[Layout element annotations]
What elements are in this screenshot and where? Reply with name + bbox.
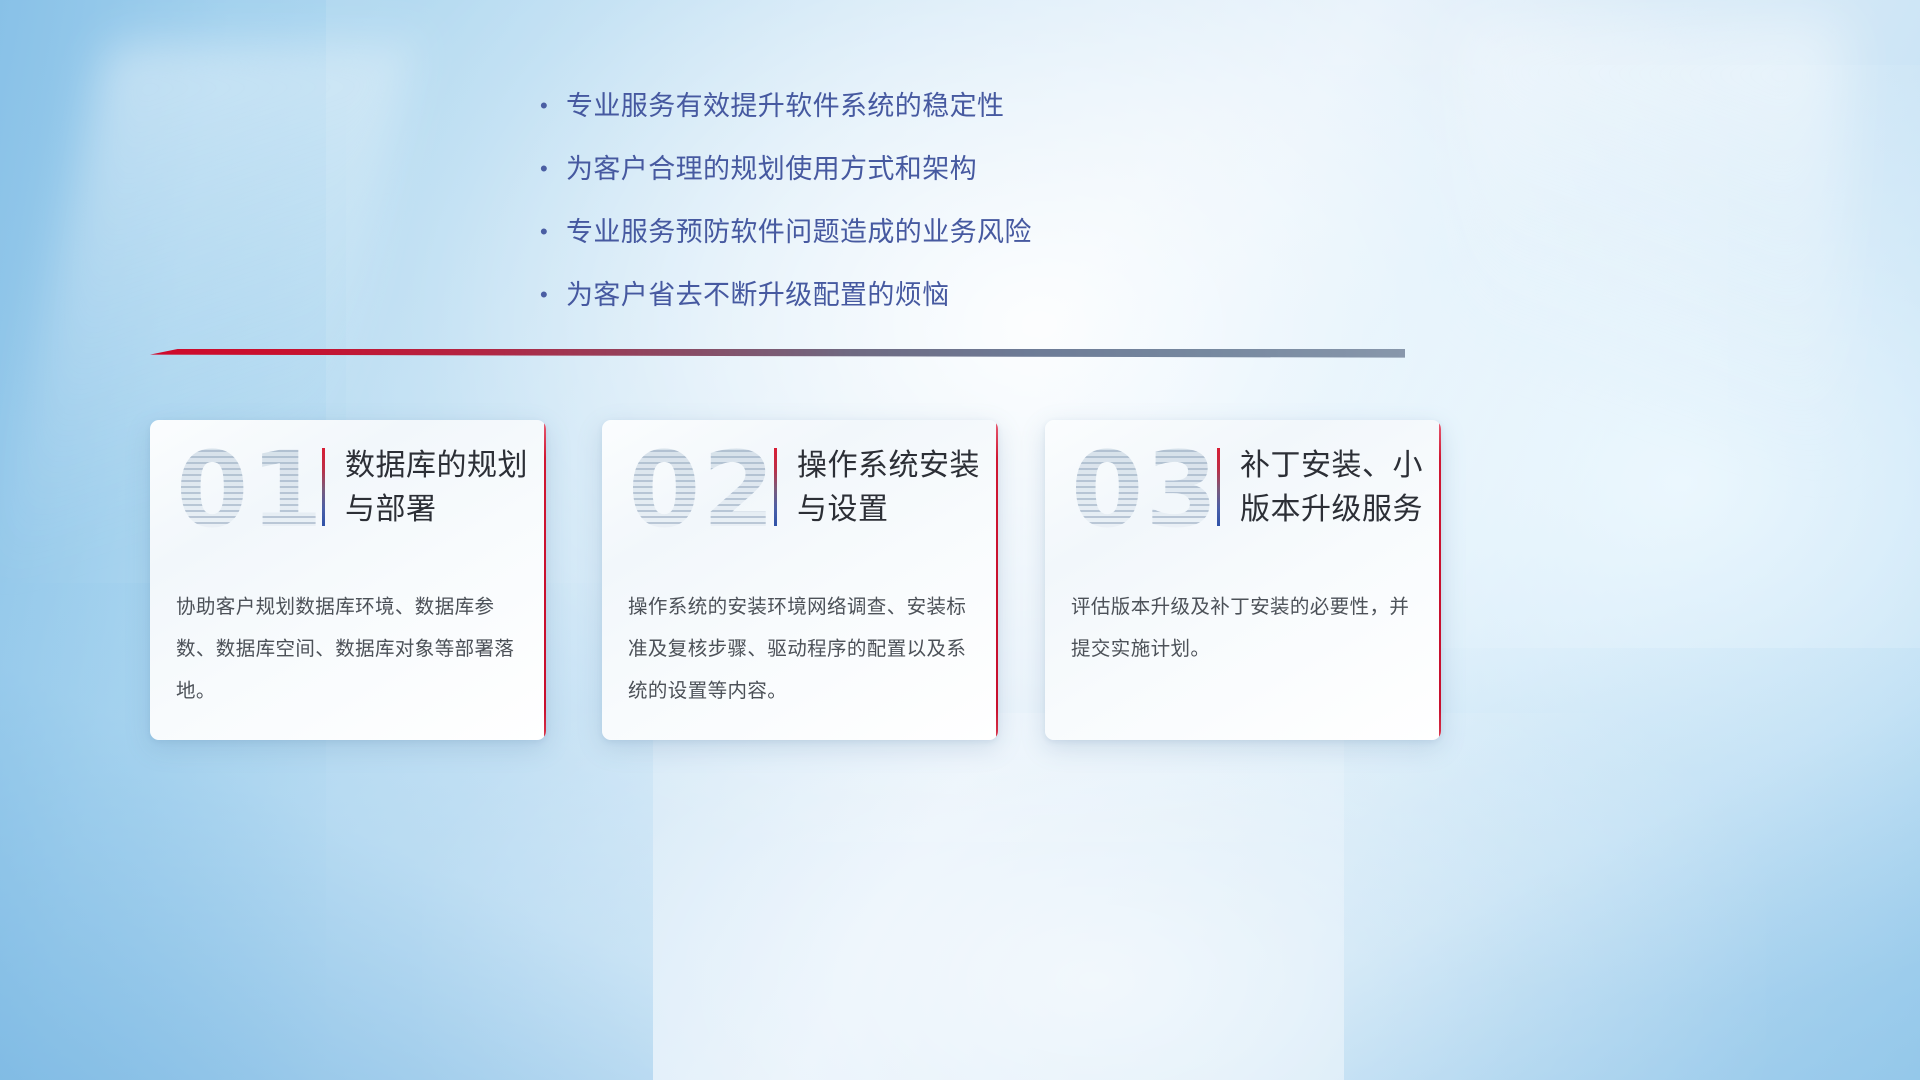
section-divider (150, 349, 1405, 363)
card-title-wrap: 数据库的规划与部署 (322, 444, 546, 532)
bullet-text: 专业服务预防软件问题造成的业务风险 (566, 214, 1032, 250)
service-card[interactable]: 03 补丁安装、小版本升级服务 评估版本升级及补丁安装的必要性，并提交实施计划。 (1045, 420, 1441, 740)
title-accent-rule (1217, 448, 1220, 526)
background-light-streak-right (1459, 22, 1843, 540)
bullet-marker-icon: • (540, 277, 566, 313)
card-header: 02 操作系统安装与设置 (602, 420, 998, 572)
card-header: 01 数据库的规划与部署 (150, 420, 546, 572)
title-accent-rule (322, 448, 325, 526)
benefits-bullet-list: • 专业服务有效提升软件系统的稳定性 • 为客户合理的规划使用方式和架构 • 专… (540, 88, 1440, 340)
card-index-number: 01 (176, 438, 325, 542)
card-description: 评估版本升级及补丁安装的必要性，并提交实施计划。 (1071, 586, 1415, 670)
bullet-item-3: • 专业服务预防软件问题造成的业务风险 (540, 214, 1440, 250)
bullet-item-1: • 专业服务有效提升软件系统的稳定性 (540, 88, 1440, 124)
bullet-text: 专业服务有效提升软件系统的稳定性 (566, 88, 1004, 124)
bullet-text: 为客户省去不断升级配置的烦恼 (566, 277, 950, 313)
card-description: 操作系统的安装环境网络调查、安装标准及复核步骤、驱动程序的配置以及系统的设置等内… (628, 586, 972, 712)
card-title-wrap: 补丁安装、小版本升级服务 (1217, 444, 1441, 532)
divider-gradient-bar (150, 349, 1405, 358)
service-card[interactable]: 02 操作系统安装与设置 操作系统的安装环境网络调查、安装标准及复核步骤、驱动程… (602, 420, 998, 740)
card-description: 协助客户规划数据库环境、数据库参数、数据库空间、数据库对象等部署落地。 (176, 586, 520, 712)
card-index-number: 02 (628, 438, 777, 542)
bullet-item-2: • 为客户合理的规划使用方式和架构 (540, 151, 1440, 187)
bullet-item-4: • 为客户省去不断升级配置的烦恼 (540, 277, 1440, 313)
card-title-wrap: 操作系统安装与设置 (774, 444, 998, 532)
bullet-text: 为客户合理的规划使用方式和架构 (566, 151, 977, 187)
card-title: 数据库的规划与部署 (345, 444, 546, 532)
service-card-group: 01 数据库的规划与部署 协助客户规划数据库环境、数据库参数、数据库空间、数据库… (150, 420, 1450, 745)
bullet-marker-icon: • (540, 88, 566, 124)
card-index-number: 03 (1071, 438, 1220, 542)
title-accent-rule (774, 448, 777, 526)
bullet-marker-icon: • (540, 151, 566, 187)
bullet-marker-icon: • (540, 214, 566, 250)
card-header: 03 补丁安装、小版本升级服务 (1045, 420, 1441, 572)
card-title: 操作系统安装与设置 (797, 444, 998, 532)
service-card[interactable]: 01 数据库的规划与部署 协助客户规划数据库环境、数据库参数、数据库空间、数据库… (150, 420, 546, 740)
card-title: 补丁安装、小版本升级服务 (1240, 444, 1441, 532)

Your instructions: Switch each "title-accent-rule" in the items to "title-accent-bar" and keep everything else unchanged. Leave the pictures out of your answer.

Response:
What elements are in this screenshot and where? Reply with name + bbox.
section-divider (150, 349, 1405, 363)
card-title-wrap: 数据库的规划与部署 (322, 444, 546, 532)
bullet-text: 专业服务预防软件问题造成的业务风险 (566, 214, 1032, 250)
service-card[interactable]: 03 补丁安装、小版本升级服务 评估版本升级及补丁安装的必要性，并提交实施计划。 (1045, 420, 1441, 740)
title-accent-bar (1217, 448, 1220, 526)
background-light-streak-right (1459, 22, 1843, 540)
bullet-marker-icon: • (540, 277, 566, 313)
card-header: 02 操作系统安装与设置 (602, 420, 998, 572)
card-header: 01 数据库的规划与部署 (150, 420, 546, 572)
title-accent-bar (322, 448, 325, 526)
benefits-bullet-list: • 专业服务有效提升软件系统的稳定性 • 为客户合理的规划使用方式和架构 • 专… (540, 88, 1440, 340)
card-index-number: 01 (176, 438, 325, 542)
card-description: 评估版本升级及补丁安装的必要性，并提交实施计划。 (1071, 586, 1415, 670)
bullet-item-3: • 专业服务预防软件问题造成的业务风险 (540, 214, 1440, 250)
bullet-item-1: • 专业服务有效提升软件系统的稳定性 (540, 88, 1440, 124)
bullet-text: 专业服务有效提升软件系统的稳定性 (566, 88, 1004, 124)
bullet-text: 为客户省去不断升级配置的烦恼 (566, 277, 950, 313)
card-description: 操作系统的安装环境网络调查、安装标准及复核步骤、驱动程序的配置以及系统的设置等内… (628, 586, 972, 712)
card-title-wrap: 补丁安装、小版本升级服务 (1217, 444, 1441, 532)
divider-gradient-bar (150, 349, 1405, 358)
service-card[interactable]: 02 操作系统安装与设置 操作系统的安装环境网络调查、安装标准及复核步骤、驱动程… (602, 420, 998, 740)
card-description: 协助客户规划数据库环境、数据库参数、数据库空间、数据库对象等部署落地。 (176, 586, 520, 712)
card-index-number: 02 (628, 438, 777, 542)
bullet-item-2: • 为客户合理的规划使用方式和架构 (540, 151, 1440, 187)
bullet-item-4: • 为客户省去不断升级配置的烦恼 (540, 277, 1440, 313)
card-title-wrap: 操作系统安装与设置 (774, 444, 998, 532)
bullet-text: 为客户合理的规划使用方式和架构 (566, 151, 977, 187)
card-title: 数据库的规划与部署 (345, 444, 546, 532)
service-card-group: 01 数据库的规划与部署 协助客户规划数据库环境、数据库参数、数据库空间、数据库… (150, 420, 1450, 745)
bullet-marker-icon: • (540, 88, 566, 124)
card-index-number: 03 (1071, 438, 1220, 542)
title-accent-bar (774, 448, 777, 526)
bullet-marker-icon: • (540, 151, 566, 187)
bullet-marker-icon: • (540, 214, 566, 250)
card-header: 03 补丁安装、小版本升级服务 (1045, 420, 1441, 572)
card-title: 操作系统安装与设置 (797, 444, 998, 532)
service-card[interactable]: 01 数据库的规划与部署 协助客户规划数据库环境、数据库参数、数据库空间、数据库… (150, 420, 546, 740)
card-title: 补丁安装、小版本升级服务 (1240, 444, 1441, 532)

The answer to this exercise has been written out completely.